:: REQUEST ::
Tally all lines containing the word "Records". Give the number alone.

Data listing
---+---

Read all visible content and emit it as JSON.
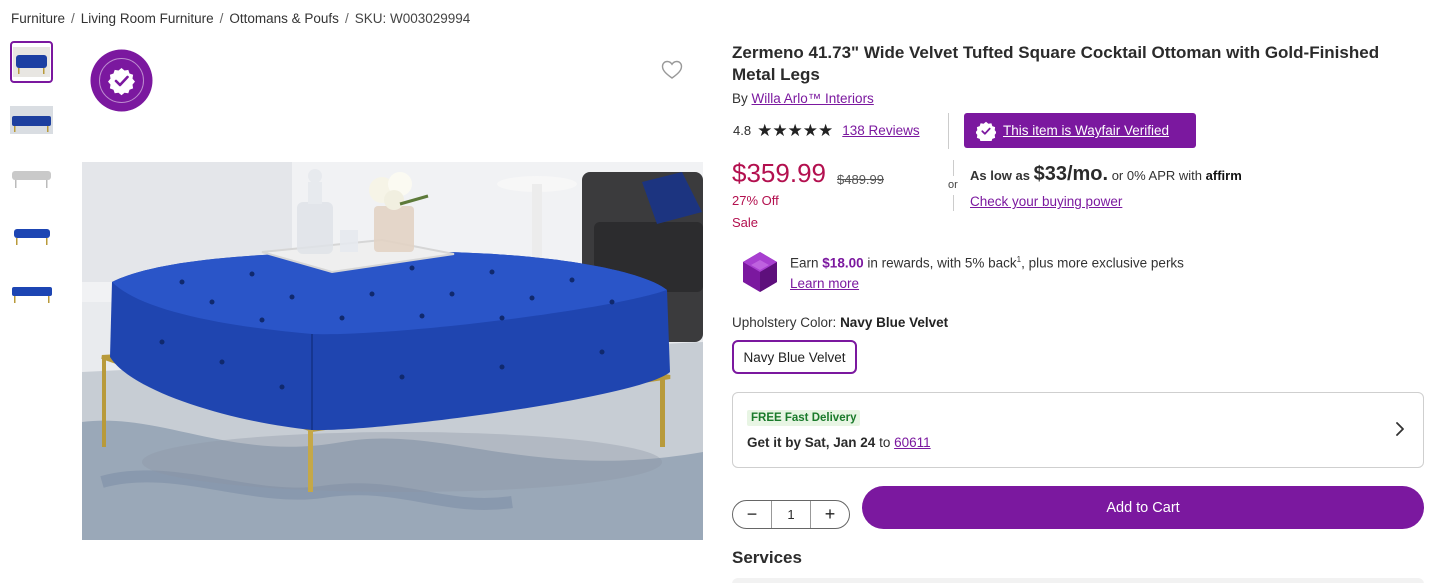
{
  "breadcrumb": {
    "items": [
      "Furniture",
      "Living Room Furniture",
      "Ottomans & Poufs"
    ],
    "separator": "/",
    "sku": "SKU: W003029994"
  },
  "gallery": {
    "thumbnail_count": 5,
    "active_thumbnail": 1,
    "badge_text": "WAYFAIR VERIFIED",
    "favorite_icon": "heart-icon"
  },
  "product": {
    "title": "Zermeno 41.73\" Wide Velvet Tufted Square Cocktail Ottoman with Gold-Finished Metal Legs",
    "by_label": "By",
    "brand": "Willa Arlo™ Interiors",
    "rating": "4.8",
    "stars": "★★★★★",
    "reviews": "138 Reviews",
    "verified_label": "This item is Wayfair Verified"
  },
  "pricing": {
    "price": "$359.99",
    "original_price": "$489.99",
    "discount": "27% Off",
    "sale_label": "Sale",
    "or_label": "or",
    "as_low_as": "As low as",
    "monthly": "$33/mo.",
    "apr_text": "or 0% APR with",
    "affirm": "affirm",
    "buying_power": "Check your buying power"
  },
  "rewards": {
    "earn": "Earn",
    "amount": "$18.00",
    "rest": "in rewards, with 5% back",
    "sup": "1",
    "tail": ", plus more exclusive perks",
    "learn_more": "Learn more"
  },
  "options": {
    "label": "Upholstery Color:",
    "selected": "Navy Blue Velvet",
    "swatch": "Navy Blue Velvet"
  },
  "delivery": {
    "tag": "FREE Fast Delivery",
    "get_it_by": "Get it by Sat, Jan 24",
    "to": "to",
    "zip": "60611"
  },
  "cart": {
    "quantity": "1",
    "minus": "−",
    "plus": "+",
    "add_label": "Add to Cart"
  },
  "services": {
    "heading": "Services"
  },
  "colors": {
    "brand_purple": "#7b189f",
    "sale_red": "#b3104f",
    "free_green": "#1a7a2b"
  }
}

---+---

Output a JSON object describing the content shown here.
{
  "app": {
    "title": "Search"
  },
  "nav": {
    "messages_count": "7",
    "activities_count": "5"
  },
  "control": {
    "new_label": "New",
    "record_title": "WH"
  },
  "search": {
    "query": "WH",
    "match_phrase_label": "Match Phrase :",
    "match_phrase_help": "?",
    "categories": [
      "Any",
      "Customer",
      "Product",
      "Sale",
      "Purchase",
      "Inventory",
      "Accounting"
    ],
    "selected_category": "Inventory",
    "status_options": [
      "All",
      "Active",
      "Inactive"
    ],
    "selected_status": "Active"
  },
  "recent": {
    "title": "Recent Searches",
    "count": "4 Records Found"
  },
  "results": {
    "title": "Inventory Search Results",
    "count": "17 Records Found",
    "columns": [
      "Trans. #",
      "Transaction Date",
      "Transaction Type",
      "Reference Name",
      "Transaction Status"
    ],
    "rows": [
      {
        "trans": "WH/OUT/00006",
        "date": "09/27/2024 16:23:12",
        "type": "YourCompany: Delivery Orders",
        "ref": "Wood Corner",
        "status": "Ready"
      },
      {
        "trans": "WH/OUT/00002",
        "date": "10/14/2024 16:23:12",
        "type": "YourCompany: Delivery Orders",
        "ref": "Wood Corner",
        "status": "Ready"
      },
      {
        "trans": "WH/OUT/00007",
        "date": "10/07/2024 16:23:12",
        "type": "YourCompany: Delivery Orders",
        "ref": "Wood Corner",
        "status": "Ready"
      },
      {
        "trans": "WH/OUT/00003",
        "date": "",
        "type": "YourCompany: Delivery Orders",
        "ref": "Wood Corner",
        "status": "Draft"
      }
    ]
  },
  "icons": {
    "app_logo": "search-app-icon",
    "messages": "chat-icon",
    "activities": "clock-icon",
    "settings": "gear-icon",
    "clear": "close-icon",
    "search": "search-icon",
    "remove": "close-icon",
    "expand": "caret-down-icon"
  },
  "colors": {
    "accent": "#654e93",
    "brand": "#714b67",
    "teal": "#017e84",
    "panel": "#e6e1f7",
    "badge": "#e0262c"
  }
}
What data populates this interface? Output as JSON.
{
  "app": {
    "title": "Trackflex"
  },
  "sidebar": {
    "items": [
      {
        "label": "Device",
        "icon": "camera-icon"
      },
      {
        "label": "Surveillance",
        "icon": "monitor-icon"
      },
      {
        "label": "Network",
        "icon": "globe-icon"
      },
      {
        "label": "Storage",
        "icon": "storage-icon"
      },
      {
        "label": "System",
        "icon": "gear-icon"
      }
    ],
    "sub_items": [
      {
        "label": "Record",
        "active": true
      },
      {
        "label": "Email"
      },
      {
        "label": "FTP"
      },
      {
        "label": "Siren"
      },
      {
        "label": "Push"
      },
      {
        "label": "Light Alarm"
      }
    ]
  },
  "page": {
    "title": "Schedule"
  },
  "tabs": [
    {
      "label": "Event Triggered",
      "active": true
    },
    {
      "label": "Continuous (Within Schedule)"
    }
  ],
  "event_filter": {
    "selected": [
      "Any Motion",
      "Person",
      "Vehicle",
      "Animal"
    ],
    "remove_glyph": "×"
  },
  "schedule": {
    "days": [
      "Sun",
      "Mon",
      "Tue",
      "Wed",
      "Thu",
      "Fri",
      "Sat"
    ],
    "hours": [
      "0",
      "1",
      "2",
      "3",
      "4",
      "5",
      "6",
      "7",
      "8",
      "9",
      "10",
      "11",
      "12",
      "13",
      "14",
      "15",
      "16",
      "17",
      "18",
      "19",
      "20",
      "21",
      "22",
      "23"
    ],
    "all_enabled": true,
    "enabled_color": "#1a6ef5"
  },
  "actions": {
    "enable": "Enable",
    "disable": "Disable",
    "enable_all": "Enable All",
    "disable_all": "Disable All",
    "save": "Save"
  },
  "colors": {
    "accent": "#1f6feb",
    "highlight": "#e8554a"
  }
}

---+---

:: THE REPLY ::
2